Pull out every line containing the string "name".

[Dataset records]
▽

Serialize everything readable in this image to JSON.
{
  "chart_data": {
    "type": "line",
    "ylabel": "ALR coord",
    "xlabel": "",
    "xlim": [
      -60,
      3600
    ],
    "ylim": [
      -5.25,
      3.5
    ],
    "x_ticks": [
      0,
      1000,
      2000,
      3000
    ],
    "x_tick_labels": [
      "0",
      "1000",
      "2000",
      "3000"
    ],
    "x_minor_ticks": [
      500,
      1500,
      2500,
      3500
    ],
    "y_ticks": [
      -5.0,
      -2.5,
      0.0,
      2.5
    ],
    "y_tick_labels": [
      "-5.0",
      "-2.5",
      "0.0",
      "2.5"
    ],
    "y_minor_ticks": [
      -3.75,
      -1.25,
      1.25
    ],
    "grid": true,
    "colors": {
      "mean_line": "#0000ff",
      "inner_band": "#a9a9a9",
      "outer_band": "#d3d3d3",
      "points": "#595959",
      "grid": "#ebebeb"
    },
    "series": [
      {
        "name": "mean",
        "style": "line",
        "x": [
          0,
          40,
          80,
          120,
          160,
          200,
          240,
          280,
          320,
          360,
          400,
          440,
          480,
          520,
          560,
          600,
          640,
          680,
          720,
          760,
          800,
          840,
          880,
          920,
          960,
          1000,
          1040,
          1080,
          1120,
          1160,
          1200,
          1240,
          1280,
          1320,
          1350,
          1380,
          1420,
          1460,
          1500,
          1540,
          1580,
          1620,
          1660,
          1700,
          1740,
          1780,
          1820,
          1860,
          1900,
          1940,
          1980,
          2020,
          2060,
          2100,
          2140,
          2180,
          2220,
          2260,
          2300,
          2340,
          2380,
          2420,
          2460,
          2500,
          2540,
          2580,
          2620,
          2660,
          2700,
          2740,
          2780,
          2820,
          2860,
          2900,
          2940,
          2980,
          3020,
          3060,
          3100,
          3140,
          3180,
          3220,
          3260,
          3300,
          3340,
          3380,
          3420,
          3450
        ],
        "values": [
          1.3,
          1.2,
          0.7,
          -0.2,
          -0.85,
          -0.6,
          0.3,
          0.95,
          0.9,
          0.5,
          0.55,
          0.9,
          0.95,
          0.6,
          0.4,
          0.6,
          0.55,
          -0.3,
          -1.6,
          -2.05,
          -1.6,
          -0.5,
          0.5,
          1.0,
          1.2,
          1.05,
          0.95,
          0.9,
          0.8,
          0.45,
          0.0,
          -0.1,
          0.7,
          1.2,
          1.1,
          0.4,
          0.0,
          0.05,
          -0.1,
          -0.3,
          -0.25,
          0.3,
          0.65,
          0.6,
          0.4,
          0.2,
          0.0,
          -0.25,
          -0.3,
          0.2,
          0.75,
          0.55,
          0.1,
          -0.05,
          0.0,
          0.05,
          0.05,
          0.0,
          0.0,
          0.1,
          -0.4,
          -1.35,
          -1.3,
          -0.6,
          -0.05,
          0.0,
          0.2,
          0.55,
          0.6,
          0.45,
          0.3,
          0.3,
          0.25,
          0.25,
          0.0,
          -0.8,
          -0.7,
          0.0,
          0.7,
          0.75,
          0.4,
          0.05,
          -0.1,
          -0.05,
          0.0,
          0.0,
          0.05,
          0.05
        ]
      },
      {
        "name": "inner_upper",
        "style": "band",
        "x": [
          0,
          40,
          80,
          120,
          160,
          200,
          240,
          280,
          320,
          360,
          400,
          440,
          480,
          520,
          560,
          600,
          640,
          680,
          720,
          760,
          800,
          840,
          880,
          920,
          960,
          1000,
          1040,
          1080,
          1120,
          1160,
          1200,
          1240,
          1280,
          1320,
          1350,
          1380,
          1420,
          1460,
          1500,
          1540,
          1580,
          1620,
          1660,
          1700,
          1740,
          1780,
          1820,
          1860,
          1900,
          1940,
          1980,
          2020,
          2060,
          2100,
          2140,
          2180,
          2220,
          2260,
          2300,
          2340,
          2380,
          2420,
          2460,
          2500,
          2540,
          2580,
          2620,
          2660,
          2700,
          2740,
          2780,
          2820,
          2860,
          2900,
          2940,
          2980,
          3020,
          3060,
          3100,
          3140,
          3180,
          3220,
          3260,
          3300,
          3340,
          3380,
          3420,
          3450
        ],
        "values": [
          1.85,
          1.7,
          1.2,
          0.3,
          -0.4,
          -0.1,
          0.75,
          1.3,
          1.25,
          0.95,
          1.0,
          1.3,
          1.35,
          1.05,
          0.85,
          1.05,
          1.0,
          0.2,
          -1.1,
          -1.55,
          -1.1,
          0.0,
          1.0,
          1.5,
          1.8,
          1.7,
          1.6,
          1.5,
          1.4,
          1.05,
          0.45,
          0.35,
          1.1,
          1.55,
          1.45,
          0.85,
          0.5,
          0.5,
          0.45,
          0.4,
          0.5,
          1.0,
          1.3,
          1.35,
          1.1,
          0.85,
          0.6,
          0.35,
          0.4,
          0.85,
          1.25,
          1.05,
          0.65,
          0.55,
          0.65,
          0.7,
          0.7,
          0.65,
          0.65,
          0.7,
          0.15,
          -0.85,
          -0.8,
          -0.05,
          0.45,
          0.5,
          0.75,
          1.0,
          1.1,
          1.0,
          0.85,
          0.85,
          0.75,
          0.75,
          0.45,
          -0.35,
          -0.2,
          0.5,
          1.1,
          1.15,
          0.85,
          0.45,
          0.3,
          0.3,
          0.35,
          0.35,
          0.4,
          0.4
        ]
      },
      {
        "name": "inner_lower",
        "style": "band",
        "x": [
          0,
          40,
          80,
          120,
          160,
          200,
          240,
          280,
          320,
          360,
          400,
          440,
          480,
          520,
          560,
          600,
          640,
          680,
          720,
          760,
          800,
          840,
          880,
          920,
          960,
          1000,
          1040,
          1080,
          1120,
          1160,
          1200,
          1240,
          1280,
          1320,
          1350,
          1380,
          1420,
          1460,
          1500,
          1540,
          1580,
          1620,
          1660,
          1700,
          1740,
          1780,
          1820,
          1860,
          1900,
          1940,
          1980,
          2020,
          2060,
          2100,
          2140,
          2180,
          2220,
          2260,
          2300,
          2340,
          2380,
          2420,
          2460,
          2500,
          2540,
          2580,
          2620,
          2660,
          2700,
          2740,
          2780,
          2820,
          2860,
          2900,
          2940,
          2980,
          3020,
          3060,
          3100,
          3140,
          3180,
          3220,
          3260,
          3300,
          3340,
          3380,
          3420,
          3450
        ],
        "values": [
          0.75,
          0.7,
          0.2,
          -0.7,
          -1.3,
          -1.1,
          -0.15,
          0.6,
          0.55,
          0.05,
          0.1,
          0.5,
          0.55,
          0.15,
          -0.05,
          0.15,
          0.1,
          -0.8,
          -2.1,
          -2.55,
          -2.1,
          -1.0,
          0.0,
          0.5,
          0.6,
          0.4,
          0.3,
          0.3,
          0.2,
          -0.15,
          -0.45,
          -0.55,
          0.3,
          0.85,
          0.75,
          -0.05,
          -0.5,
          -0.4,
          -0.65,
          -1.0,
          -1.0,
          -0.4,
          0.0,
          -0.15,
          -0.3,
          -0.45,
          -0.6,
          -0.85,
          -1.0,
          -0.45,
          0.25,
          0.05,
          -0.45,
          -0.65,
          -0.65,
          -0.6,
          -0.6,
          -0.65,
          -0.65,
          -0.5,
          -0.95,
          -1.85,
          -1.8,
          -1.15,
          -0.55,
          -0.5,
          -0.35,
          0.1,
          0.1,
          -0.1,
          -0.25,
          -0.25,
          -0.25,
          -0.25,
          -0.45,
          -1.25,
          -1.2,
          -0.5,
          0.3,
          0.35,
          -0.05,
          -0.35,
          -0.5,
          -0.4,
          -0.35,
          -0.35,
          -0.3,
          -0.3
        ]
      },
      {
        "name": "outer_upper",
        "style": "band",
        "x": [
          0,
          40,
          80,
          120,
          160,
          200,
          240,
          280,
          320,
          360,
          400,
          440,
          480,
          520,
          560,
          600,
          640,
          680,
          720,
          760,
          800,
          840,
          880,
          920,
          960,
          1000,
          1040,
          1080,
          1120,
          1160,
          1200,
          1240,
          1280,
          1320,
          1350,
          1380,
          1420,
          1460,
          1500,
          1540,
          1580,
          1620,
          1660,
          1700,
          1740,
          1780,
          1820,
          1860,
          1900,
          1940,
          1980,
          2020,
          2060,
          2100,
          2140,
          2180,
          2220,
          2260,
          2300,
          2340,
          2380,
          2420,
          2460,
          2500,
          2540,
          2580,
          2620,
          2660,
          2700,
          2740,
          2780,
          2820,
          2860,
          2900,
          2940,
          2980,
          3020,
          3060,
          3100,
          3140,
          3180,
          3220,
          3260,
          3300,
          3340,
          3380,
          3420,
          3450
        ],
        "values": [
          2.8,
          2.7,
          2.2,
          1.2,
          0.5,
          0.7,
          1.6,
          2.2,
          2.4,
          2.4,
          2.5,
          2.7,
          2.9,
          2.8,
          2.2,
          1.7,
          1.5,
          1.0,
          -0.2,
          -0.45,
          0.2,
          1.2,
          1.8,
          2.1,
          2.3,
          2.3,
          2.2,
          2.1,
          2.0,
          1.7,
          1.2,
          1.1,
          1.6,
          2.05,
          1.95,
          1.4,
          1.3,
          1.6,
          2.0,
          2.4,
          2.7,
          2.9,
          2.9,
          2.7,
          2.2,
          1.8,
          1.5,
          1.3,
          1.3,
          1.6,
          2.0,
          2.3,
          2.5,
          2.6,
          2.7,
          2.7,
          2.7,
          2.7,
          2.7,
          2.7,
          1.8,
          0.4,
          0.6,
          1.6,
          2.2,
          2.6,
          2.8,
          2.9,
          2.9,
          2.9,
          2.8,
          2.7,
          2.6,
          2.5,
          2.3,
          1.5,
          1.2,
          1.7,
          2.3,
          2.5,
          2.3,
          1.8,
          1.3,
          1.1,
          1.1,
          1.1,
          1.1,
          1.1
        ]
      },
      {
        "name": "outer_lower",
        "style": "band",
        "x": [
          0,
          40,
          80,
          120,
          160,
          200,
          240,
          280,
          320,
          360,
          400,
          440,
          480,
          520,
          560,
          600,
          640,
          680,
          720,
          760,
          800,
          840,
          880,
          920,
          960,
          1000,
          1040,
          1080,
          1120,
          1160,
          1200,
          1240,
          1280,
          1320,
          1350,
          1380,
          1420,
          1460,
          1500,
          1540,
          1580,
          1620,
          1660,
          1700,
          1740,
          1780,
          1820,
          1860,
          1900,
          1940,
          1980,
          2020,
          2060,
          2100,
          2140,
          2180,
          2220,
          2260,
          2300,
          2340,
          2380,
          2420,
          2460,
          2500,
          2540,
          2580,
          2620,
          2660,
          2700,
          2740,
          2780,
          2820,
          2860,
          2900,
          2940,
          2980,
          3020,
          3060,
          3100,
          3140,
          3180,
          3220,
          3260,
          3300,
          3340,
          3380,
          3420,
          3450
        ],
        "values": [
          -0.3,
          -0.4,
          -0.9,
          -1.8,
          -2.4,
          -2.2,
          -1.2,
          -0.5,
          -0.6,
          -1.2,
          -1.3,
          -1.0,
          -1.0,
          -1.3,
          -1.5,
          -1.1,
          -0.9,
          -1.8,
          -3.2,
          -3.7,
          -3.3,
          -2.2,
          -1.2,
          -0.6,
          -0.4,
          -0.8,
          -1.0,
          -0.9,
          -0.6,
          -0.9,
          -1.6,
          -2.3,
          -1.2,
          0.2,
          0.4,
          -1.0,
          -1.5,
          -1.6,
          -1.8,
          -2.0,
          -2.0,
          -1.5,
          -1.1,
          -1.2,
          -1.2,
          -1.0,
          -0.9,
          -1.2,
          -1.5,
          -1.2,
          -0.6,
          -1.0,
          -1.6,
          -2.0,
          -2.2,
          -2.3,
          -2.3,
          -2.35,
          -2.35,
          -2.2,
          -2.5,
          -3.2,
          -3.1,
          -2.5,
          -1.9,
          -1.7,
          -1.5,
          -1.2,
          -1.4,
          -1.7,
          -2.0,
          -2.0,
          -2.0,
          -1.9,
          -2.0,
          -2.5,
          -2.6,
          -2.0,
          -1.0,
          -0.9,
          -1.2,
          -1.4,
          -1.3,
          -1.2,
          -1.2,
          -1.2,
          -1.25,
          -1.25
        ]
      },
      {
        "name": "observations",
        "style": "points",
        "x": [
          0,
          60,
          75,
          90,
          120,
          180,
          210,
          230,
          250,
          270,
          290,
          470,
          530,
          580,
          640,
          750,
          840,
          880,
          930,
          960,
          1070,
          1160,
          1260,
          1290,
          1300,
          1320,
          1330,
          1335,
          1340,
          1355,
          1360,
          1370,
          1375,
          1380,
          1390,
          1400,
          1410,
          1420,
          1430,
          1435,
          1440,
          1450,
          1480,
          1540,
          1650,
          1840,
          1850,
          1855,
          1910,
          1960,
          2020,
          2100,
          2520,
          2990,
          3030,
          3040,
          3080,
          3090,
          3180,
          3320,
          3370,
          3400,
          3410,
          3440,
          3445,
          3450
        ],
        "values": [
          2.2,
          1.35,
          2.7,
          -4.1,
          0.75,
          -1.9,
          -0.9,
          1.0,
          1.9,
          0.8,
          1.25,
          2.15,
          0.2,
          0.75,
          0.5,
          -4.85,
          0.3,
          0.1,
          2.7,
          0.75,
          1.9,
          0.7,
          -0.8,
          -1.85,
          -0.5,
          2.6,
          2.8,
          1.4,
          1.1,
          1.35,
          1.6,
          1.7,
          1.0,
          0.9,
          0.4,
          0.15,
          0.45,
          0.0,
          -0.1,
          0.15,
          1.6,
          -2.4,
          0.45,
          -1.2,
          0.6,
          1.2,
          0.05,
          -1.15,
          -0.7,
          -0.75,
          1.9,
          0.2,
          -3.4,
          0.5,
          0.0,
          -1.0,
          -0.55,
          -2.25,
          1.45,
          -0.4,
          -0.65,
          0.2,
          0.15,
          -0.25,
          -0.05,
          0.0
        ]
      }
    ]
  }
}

△

*Task answer:*
        "name": "mean",
        "name": "inner_upper",
        "name": "inner_lower",
        "name": "outer_upper",
        "name": "outer_lower",
        "name": "observations",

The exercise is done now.